====== Provided records ======

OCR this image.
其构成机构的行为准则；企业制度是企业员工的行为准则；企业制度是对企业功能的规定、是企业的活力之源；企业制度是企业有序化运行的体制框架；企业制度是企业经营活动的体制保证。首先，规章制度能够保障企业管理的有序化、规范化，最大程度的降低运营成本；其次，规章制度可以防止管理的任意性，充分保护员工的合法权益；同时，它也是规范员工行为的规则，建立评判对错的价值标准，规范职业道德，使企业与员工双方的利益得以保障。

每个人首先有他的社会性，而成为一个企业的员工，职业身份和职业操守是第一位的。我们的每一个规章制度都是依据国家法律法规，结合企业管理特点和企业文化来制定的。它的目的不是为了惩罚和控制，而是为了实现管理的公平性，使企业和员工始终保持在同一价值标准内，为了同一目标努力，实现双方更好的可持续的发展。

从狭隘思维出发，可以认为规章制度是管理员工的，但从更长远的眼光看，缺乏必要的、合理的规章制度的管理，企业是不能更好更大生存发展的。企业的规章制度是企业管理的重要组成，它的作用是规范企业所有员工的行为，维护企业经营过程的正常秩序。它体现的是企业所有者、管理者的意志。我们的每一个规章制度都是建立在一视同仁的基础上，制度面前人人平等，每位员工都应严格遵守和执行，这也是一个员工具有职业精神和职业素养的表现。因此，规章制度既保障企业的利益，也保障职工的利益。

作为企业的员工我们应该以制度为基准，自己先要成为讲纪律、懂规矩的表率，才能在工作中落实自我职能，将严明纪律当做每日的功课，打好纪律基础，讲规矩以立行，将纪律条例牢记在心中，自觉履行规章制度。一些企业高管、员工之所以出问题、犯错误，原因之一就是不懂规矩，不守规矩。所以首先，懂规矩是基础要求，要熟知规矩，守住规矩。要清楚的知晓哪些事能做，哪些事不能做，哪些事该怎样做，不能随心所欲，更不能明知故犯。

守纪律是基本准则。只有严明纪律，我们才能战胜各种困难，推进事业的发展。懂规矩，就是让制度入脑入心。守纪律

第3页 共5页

======

Recopy the entries above in their entirety, exactly.

Completed task:
OCR this image.
其构成机构的行为准则；企业制度是企业员工的行为准则；企业制度是对企业功能的规定、是企业的活力之源；企业制度是企业有序化运行的体制框架；企业制度是企业经营活动的体制保证。首先，规章制度能够保障企业管理的有序化、规范化，最大程度的降低运营成本；其次，规章制度可以防止管理的任意性，充分保护员工的合法权益；同时，它也是规范员工行为的规则，建立评判对错的价值标准，规范职业道德，使企业与员工双方的利益得以保障。

每个人首先有他的社会性，而成为一个企业的员工，职业身份和职业操守是第一位的。我们的每一个规章制度都是依据国家法律法规，结合企业管理特点和企业文化来制定的。它的目的不是为了惩罚和控制，而是为了实现管理的公平性，使企业和员工始终保持在同一价值标准内，为了同一目标努力，实现双方更好的可持续的发展。

从狭隘思维出发，可以认为规章制度是管理员工的，但从更长远的眼光看，缺乏必要的、合理的规章制度的管理，企业是不能更好更大生存发展的。企业的规章制度是企业管理的重要组成，它的作用是规范企业所有员工的行为，维护企业经营过程的正常秩序。它体现的是企业所有者、管理者的意志。我们的每一个规章制度都是建立在一视同仁的基础上，制度面前人人平等，每位员工都应严格遵守和执行，这也是一个员工具有职业精神和职业素养的表现。因此，规章制度既保障企业的利益，也保障职工的利益。

作为企业的员工我们应该以制度为基准，自己先要成为讲纪律、懂规矩的表率，才能在工作中落实自我职能，将严明纪律当做每日的功课，打好纪律基础，讲规矩以立行，将纪律条例牢记在心中，自觉履行规章制度。一些企业高管、员工之所以出问题、犯错误，原因之一就是不懂规矩，不守规矩。所以首先，懂规矩是基础要求，要熟知规矩，守住规矩。要清楚的知晓哪些事能做，哪些事不能做，哪些事该怎样做，不能随心所欲，更不能明知故犯。

守纪律是基本准则。只有严明纪律，我们才能战胜各种困难，推进事业的发展。懂规矩，就是让制度入脑入心。守纪律

第3页 共5页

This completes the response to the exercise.